## Start

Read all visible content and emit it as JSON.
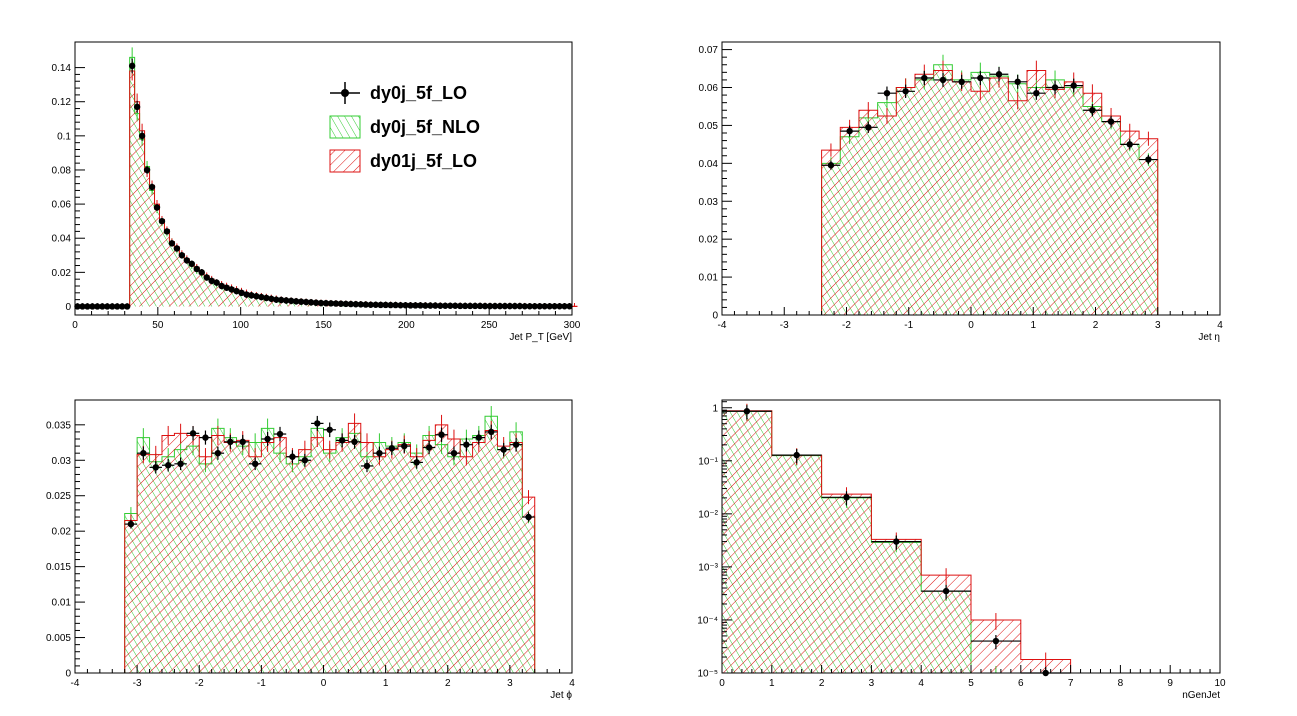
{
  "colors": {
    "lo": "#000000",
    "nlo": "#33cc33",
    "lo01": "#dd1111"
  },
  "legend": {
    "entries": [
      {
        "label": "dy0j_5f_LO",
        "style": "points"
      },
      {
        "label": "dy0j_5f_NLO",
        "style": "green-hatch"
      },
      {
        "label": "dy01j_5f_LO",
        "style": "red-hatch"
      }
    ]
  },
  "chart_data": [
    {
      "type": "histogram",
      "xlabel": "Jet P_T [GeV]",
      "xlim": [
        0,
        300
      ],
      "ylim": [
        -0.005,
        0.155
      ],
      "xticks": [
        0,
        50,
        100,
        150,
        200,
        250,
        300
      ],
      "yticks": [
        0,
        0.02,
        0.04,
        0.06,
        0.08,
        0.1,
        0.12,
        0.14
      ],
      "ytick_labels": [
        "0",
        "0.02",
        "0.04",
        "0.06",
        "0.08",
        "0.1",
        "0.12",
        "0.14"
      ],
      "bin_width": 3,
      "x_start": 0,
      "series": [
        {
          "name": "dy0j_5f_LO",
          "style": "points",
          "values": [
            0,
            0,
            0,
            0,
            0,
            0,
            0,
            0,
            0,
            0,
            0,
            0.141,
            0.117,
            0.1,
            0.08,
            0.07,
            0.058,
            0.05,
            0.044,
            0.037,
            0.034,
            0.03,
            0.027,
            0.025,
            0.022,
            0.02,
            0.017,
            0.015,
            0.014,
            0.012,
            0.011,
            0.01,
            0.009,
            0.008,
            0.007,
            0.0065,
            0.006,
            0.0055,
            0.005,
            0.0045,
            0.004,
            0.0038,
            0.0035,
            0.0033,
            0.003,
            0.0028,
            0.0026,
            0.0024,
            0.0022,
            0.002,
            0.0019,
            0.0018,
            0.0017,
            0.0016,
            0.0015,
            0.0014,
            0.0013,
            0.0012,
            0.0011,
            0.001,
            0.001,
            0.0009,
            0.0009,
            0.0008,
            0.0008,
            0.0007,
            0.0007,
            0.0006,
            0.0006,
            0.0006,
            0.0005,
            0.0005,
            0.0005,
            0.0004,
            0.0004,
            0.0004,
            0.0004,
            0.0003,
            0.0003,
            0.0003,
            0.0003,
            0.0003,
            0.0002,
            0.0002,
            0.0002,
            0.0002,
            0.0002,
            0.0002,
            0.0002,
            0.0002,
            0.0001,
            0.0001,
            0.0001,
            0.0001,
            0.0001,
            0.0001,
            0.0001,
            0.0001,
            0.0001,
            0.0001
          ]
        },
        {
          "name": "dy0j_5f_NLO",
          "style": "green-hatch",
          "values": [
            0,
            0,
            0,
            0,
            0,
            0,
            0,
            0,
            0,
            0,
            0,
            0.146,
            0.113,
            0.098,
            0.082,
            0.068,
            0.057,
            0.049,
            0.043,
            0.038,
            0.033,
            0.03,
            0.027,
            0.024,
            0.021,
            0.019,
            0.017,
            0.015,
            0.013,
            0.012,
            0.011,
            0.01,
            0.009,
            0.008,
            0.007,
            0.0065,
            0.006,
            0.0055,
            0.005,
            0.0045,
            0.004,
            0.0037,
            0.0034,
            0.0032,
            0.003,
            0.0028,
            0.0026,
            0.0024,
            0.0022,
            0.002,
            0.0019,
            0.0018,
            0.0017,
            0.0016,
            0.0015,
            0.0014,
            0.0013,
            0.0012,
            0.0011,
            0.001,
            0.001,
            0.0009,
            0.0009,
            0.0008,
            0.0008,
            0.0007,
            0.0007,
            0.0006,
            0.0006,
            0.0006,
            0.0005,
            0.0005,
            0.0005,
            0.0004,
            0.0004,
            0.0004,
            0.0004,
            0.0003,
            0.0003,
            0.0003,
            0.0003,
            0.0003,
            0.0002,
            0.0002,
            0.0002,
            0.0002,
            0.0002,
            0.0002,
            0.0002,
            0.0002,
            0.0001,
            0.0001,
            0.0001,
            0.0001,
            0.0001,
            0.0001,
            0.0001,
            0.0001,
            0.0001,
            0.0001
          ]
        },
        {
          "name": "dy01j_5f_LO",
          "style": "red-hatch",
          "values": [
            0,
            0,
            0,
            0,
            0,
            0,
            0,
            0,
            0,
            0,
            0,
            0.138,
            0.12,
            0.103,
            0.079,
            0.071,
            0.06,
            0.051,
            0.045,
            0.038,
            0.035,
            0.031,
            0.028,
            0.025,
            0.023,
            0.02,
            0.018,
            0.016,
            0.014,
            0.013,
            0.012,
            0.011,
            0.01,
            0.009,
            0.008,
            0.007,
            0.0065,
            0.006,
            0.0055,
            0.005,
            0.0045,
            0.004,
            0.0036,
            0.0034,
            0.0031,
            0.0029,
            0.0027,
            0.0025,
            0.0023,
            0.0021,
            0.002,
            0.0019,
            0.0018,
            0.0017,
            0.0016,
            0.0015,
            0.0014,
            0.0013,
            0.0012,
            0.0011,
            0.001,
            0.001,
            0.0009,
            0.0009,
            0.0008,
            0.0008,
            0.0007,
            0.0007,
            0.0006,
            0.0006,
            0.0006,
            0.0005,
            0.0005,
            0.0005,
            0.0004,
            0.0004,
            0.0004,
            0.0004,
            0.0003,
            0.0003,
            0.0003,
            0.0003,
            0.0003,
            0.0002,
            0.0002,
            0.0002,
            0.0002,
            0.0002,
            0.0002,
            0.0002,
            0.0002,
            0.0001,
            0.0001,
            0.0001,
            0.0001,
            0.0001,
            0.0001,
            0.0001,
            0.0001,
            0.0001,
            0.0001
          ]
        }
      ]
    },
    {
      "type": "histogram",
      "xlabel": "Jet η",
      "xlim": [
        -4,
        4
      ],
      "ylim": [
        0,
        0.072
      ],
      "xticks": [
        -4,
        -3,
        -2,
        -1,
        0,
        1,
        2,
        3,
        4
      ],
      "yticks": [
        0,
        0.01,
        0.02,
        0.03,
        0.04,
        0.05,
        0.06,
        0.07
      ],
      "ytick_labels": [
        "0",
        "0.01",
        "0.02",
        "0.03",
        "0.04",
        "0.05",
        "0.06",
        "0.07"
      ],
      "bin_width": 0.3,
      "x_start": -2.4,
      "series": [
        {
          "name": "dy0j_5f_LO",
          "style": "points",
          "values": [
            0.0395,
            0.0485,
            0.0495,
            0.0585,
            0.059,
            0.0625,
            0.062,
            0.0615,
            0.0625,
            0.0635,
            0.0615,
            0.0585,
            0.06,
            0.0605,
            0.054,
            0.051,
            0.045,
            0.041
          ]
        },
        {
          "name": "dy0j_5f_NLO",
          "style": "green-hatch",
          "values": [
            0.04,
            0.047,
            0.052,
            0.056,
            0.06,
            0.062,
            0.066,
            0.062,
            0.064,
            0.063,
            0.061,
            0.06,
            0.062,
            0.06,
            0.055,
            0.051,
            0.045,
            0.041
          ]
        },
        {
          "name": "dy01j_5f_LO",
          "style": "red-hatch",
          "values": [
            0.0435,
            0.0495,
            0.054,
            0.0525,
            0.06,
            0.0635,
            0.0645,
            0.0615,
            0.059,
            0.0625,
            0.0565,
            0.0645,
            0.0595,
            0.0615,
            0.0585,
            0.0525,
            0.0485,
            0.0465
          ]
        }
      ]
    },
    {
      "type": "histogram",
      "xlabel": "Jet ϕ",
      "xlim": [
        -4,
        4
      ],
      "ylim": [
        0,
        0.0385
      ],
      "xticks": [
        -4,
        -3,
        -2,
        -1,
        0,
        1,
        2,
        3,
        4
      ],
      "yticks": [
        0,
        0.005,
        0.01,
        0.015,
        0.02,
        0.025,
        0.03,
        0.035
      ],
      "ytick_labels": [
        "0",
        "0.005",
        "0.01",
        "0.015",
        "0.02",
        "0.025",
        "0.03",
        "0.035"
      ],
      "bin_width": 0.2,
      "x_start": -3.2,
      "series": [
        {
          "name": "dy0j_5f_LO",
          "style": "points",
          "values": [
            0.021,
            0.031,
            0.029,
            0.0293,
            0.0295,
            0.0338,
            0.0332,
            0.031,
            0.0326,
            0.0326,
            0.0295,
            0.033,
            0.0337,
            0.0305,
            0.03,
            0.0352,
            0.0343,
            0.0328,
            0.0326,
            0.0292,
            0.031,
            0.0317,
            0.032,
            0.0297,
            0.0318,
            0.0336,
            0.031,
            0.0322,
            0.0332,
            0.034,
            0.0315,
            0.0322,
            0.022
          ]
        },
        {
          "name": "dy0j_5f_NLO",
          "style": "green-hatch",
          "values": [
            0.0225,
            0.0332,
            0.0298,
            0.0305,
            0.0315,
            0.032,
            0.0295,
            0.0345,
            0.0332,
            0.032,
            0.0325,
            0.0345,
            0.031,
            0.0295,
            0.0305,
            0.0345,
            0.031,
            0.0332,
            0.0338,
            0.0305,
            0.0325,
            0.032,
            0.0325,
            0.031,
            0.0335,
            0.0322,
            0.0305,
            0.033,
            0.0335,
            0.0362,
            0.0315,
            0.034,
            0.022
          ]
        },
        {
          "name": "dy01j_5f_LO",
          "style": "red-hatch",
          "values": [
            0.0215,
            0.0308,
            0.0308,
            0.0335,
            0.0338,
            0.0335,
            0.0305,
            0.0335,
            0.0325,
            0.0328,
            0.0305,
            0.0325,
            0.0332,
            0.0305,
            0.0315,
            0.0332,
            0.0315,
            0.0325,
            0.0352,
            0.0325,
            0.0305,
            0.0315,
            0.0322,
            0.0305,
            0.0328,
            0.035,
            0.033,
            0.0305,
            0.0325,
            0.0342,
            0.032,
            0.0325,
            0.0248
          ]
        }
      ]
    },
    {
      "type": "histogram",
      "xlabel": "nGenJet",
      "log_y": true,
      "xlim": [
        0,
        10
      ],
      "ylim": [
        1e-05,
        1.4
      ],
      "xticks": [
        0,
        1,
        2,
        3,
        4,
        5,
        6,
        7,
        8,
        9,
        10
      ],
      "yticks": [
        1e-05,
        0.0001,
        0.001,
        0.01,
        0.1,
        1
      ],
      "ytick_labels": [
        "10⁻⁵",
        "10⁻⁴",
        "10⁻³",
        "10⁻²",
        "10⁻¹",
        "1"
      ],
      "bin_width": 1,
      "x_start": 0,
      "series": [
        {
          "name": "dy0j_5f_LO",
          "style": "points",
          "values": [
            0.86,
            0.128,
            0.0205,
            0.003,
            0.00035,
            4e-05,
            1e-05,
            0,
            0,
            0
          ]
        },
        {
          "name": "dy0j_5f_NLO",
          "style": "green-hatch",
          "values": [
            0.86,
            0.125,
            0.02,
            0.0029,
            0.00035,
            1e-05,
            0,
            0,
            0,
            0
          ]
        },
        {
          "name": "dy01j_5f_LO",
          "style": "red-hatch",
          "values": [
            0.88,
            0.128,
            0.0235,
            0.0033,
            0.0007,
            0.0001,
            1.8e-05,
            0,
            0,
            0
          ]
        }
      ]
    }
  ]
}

## End

Short problem: All lines above containing the string "xlabel" are to be collected.

Finished task:
      "xlabel": "Jet P_T [GeV]",
      "xlabel": "Jet η",
      "xlabel": "Jet ϕ",
      "xlabel": "nGenJet",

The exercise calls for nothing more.